##### DATA LISTING

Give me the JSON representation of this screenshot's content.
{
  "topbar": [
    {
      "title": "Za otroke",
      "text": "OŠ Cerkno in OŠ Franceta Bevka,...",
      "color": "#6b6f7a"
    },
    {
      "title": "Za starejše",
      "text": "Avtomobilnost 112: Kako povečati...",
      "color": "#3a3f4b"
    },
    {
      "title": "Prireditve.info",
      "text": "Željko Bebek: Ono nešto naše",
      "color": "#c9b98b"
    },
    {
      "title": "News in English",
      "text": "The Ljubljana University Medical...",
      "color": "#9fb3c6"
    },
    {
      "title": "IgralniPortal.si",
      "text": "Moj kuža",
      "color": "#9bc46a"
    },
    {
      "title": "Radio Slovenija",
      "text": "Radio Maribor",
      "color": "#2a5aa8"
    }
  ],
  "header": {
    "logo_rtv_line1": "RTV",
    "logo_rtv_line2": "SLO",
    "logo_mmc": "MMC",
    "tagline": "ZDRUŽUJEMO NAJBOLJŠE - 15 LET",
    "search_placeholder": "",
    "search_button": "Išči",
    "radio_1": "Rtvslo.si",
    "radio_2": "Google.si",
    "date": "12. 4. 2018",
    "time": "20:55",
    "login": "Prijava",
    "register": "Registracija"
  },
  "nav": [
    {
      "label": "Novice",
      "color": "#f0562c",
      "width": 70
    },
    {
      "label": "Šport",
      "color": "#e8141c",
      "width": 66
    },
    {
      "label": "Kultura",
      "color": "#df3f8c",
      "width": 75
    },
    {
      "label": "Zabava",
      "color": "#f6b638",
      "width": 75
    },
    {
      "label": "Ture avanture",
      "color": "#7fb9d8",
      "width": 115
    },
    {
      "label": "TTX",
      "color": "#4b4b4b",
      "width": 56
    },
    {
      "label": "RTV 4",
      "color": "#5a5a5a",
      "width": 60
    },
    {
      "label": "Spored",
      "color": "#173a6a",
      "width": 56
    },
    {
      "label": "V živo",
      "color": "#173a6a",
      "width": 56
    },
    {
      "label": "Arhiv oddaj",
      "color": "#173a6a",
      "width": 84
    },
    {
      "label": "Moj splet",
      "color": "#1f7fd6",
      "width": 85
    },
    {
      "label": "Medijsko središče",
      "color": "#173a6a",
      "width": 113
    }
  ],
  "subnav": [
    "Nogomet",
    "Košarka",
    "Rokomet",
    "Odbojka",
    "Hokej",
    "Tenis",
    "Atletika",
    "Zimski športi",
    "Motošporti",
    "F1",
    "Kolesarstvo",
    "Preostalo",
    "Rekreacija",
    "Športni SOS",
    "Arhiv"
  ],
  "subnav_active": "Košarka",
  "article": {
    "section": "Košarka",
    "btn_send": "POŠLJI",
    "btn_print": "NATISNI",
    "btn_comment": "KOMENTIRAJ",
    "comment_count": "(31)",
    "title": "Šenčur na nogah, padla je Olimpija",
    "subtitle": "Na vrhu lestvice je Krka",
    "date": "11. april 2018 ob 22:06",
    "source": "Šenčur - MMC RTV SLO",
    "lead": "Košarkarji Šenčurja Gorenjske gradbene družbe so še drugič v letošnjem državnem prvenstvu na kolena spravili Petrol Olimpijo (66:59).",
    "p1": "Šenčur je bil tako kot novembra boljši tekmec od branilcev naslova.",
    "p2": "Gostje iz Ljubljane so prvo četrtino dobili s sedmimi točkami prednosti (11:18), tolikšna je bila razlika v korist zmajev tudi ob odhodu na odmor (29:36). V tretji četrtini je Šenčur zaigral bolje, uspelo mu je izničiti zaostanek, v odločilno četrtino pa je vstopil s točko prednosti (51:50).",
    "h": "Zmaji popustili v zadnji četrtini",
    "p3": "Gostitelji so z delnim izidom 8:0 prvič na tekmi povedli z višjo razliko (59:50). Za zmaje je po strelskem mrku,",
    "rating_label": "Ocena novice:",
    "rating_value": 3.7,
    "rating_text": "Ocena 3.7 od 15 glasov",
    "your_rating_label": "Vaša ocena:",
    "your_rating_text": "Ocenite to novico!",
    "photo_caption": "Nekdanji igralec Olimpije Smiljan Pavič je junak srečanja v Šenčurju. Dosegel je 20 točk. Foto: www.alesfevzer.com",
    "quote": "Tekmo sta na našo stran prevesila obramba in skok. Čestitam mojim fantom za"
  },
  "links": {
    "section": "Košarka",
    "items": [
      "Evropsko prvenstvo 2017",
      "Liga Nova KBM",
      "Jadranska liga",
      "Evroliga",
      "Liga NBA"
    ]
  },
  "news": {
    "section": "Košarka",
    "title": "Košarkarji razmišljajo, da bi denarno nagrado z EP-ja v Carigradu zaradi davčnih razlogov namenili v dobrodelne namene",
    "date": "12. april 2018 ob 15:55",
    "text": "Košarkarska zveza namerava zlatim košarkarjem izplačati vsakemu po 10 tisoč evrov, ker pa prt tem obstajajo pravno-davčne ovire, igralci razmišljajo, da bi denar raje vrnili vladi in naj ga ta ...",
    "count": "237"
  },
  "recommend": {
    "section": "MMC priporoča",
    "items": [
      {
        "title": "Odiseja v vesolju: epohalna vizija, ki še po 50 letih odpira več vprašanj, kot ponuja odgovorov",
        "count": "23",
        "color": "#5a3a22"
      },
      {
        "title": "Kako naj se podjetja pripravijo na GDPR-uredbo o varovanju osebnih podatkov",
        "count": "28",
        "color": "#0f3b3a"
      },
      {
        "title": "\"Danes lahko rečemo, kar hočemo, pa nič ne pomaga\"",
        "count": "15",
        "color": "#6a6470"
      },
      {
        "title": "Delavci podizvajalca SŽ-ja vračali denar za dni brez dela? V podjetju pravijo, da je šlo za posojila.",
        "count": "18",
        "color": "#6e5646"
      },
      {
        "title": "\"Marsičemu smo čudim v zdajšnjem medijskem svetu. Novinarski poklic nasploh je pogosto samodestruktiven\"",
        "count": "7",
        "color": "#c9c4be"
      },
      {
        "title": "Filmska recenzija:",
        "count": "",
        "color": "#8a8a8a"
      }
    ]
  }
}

##########

STATED GOAL -
Look through the lines above and collect those with the word "april".

OUTPUT OF THE EXERCISE -
    "date": "11. april 2018 ob 22:06",
    "date": "12. april 2018 ob 15:55",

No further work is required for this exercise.